- Task material
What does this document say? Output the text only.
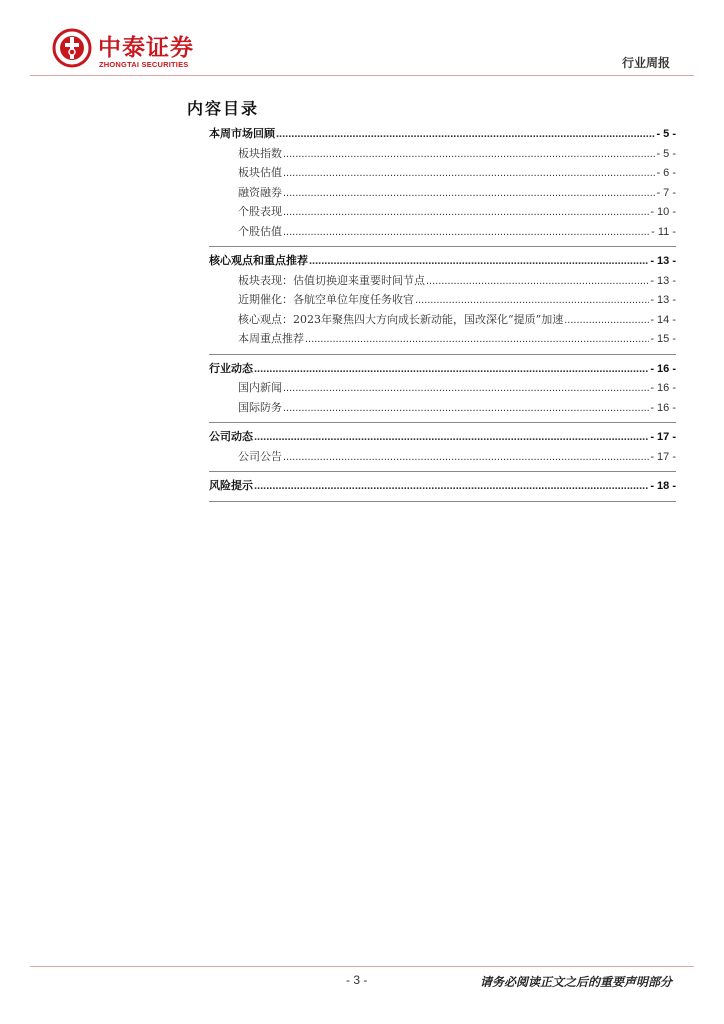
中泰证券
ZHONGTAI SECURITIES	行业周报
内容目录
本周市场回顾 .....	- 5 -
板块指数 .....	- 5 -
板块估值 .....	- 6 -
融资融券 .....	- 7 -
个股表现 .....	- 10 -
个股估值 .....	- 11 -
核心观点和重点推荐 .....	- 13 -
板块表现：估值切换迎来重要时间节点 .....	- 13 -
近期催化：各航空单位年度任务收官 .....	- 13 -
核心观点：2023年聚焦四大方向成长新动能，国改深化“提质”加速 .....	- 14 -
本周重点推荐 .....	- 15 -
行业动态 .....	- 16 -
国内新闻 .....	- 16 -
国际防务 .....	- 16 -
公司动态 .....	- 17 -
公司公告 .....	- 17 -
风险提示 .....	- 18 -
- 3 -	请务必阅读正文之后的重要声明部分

---

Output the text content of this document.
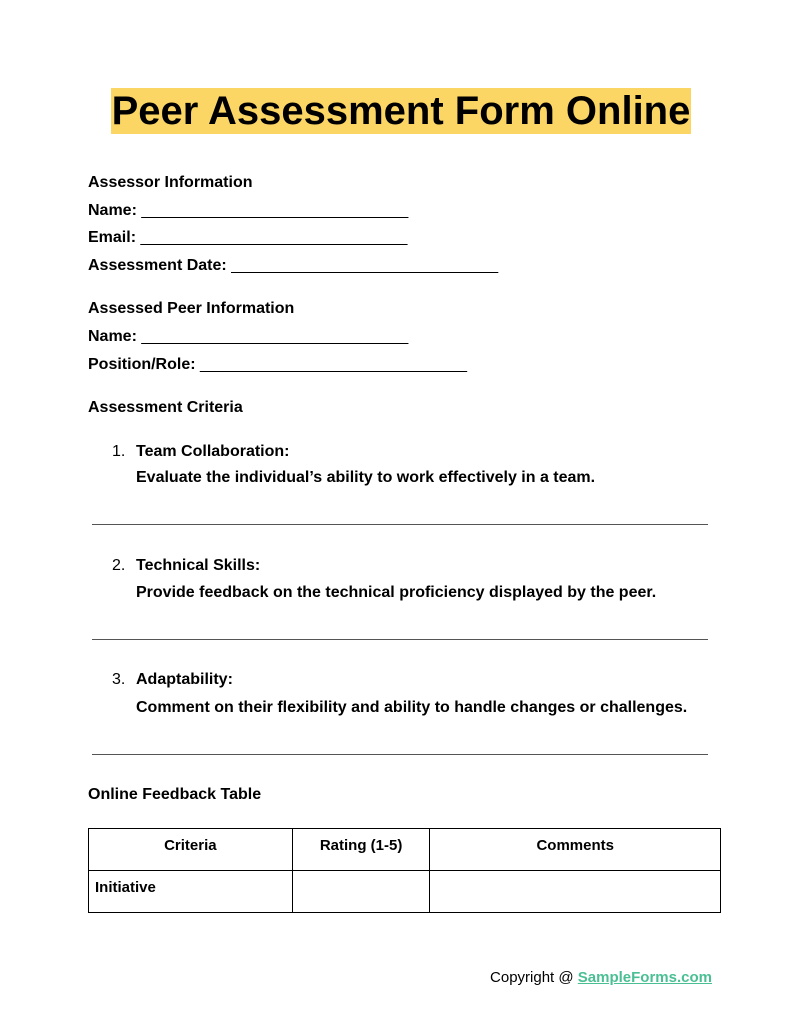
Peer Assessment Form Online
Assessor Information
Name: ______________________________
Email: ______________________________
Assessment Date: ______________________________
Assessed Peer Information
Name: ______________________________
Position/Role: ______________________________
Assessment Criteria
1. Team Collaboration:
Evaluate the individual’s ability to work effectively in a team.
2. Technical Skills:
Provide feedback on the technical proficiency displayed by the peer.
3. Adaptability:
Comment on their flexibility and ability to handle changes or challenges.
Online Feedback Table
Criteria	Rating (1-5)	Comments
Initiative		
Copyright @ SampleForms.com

- What you should do
Collect the lines of the data that carry the word "this".

- Correct response
What does this document say? Output the text only.
Output the text content of this document.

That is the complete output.